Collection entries
▼▼▼

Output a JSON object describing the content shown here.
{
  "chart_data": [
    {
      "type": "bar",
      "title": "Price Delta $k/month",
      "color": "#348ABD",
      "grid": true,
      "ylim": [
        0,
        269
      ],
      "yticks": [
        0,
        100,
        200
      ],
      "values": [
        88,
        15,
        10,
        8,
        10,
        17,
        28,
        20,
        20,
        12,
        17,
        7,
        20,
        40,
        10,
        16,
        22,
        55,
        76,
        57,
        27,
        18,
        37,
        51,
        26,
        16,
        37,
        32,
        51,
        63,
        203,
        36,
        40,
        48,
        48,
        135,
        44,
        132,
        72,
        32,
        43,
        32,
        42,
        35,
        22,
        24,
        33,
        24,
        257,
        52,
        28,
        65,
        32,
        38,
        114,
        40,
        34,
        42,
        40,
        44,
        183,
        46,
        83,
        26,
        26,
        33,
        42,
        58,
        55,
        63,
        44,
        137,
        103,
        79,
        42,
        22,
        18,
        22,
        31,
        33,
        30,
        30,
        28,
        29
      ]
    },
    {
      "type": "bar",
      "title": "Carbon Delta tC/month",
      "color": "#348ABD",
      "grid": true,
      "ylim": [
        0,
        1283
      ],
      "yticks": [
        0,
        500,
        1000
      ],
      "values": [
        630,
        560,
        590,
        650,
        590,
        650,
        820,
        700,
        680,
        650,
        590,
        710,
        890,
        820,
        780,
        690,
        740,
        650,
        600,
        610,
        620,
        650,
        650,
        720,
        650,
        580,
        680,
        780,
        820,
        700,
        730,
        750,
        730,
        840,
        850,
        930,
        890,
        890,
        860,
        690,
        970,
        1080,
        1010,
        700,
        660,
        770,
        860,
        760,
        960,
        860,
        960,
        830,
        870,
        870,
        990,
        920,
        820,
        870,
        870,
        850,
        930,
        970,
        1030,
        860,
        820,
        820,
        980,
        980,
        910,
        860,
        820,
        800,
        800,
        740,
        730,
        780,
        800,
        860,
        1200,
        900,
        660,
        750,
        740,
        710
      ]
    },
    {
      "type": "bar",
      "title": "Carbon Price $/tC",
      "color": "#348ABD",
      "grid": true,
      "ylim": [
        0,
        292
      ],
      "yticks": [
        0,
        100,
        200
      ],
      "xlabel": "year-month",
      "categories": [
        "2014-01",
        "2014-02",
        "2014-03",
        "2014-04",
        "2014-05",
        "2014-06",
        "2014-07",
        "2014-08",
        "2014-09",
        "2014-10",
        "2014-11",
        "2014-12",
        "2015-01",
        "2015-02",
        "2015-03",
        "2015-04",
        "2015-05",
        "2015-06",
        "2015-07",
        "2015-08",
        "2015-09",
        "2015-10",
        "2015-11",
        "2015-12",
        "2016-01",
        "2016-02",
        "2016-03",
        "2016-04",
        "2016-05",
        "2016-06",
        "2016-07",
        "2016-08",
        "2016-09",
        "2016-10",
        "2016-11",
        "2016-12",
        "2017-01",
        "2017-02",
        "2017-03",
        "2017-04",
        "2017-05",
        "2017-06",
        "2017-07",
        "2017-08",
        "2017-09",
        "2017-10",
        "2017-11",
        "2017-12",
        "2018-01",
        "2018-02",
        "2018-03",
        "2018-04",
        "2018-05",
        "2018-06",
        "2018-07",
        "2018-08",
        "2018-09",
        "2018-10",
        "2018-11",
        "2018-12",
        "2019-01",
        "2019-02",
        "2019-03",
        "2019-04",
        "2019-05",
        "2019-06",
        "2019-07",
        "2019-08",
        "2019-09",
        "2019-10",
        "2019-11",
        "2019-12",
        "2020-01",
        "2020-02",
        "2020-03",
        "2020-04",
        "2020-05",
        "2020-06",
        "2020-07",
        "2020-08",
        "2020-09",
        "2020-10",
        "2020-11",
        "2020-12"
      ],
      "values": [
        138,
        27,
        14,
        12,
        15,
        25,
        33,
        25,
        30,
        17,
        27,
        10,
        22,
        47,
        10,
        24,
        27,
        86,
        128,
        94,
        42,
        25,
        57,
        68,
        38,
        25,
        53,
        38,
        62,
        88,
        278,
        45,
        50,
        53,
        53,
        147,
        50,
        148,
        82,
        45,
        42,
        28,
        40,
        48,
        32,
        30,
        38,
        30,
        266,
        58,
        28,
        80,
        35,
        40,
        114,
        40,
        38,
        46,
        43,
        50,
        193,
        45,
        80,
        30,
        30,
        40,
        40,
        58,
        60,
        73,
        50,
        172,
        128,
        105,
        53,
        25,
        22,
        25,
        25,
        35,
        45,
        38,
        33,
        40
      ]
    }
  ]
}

▲▲▲

→ Task prompt
Exactly as they are written, print the entries again.

→ Result
Output a JSON object describing the content shown here.
{
  "chart_data": [
    {
      "type": "bar",
      "title": "Price Delta $k/month",
      "color": "#348ABD",
      "grid": true,
      "ylim": [
        0,
        269
      ],
      "yticks": [
        0,
        100,
        200
      ],
      "values": [
        88,
        15,
        10,
        8,
        10,
        17,
        28,
        20,
        20,
        12,
        17,
        7,
        20,
        40,
        10,
        16,
        22,
        55,
        76,
        57,
        27,
        18,
        37,
        51,
        26,
        16,
        37,
        32,
        51,
        63,
        203,
        36,
        40,
        48,
        48,
        135,
        44,
        132,
        72,
        32,
        43,
        32,
        42,
        35,
        22,
        24,
        33,
        24,
        257,
        52,
        28,
        65,
        32,
        38,
        114,
        40,
        34,
        42,
        40,
        44,
        183,
        46,
        83,
        26,
        26,
        33,
        42,
        58,
        55,
        63,
        44,
        137,
        103,
        79,
        42,
        22,
        18,
        22,
        31,
        33,
        30,
        30,
        28,
        29
      ]
    },
    {
      "type": "bar",
      "title": "Carbon Delta tC/month",
      "color": "#348ABD",
      "grid": true,
      "ylim": [
        0,
        1283
      ],
      "yticks": [
        0,
        500,
        1000
      ],
      "values": [
        630,
        560,
        590,
        650,
        590,
        650,
        820,
        700,
        680,
        650,
        590,
        710,
        890,
        820,
        780,
        690,
        740,
        650,
        600,
        610,
        620,
        650,
        650,
        720,
        650,
        580,
        680,
        780,
        820,
        700,
        730,
        750,
        730,
        840,
        850,
        930,
        890,
        890,
        860,
        690,
        970,
        1080,
        1010,
        700,
        660,
        770,
        860,
        760,
        960,
        860,
        960,
        830,
        870,
        870,
        990,
        920,
        820,
        870,
        870,
        850,
        930,
        970,
        1030,
        860,
        820,
        820,
        980,
        980,
        910,
        860,
        820,
        800,
        800,
        740,
        730,
        780,
        800,
        860,
        1200,
        900,
        660,
        750,
        740,
        710
      ]
    },
    {
      "type": "bar",
      "title": "Carbon Price $/tC",
      "color": "#348ABD",
      "grid": true,
      "ylim": [
        0,
        292
      ],
      "yticks": [
        0,
        100,
        200
      ],
      "xlabel": "year-month",
      "categories": [
        "2014-01",
        "2014-02",
        "2014-03",
        "2014-04",
        "2014-05",
        "2014-06",
        "2014-07",
        "2014-08",
        "2014-09",
        "2014-10",
        "2014-11",
        "2014-12",
        "2015-01",
        "2015-02",
        "2015-03",
        "2015-04",
        "2015-05",
        "2015-06",
        "2015-07",
        "2015-08",
        "2015-09",
        "2015-10",
        "2015-11",
        "2015-12",
        "2016-01",
        "2016-02",
        "2016-03",
        "2016-04",
        "2016-05",
        "2016-06",
        "2016-07",
        "2016-08",
        "2016-09",
        "2016-10",
        "2016-11",
        "2016-12",
        "2017-01",
        "2017-02",
        "2017-03",
        "2017-04",
        "2017-05",
        "2017-06",
        "2017-07",
        "2017-08",
        "2017-09",
        "2017-10",
        "2017-11",
        "2017-12",
        "2018-01",
        "2018-02",
        "2018-03",
        "2018-04",
        "2018-05",
        "2018-06",
        "2018-07",
        "2018-08",
        "2018-09",
        "2018-10",
        "2018-11",
        "2018-12",
        "2019-01",
        "2019-02",
        "2019-03",
        "2019-04",
        "2019-05",
        "2019-06",
        "2019-07",
        "2019-08",
        "2019-09",
        "2019-10",
        "2019-11",
        "2019-12",
        "2020-01",
        "2020-02",
        "2020-03",
        "2020-04",
        "2020-05",
        "2020-06",
        "2020-07",
        "2020-08",
        "2020-09",
        "2020-10",
        "2020-11",
        "2020-12"
      ],
      "values": [
        138,
        27,
        14,
        12,
        15,
        25,
        33,
        25,
        30,
        17,
        27,
        10,
        22,
        47,
        10,
        24,
        27,
        86,
        128,
        94,
        42,
        25,
        57,
        68,
        38,
        25,
        53,
        38,
        62,
        88,
        278,
        45,
        50,
        53,
        53,
        147,
        50,
        148,
        82,
        45,
        42,
        28,
        40,
        48,
        32,
        30,
        38,
        30,
        266,
        58,
        28,
        80,
        35,
        40,
        114,
        40,
        38,
        46,
        43,
        50,
        193,
        45,
        80,
        30,
        30,
        40,
        40,
        58,
        60,
        73,
        50,
        172,
        128,
        105,
        53,
        25,
        22,
        25,
        25,
        35,
        45,
        38,
        33,
        40
      ]
    }
  ]
}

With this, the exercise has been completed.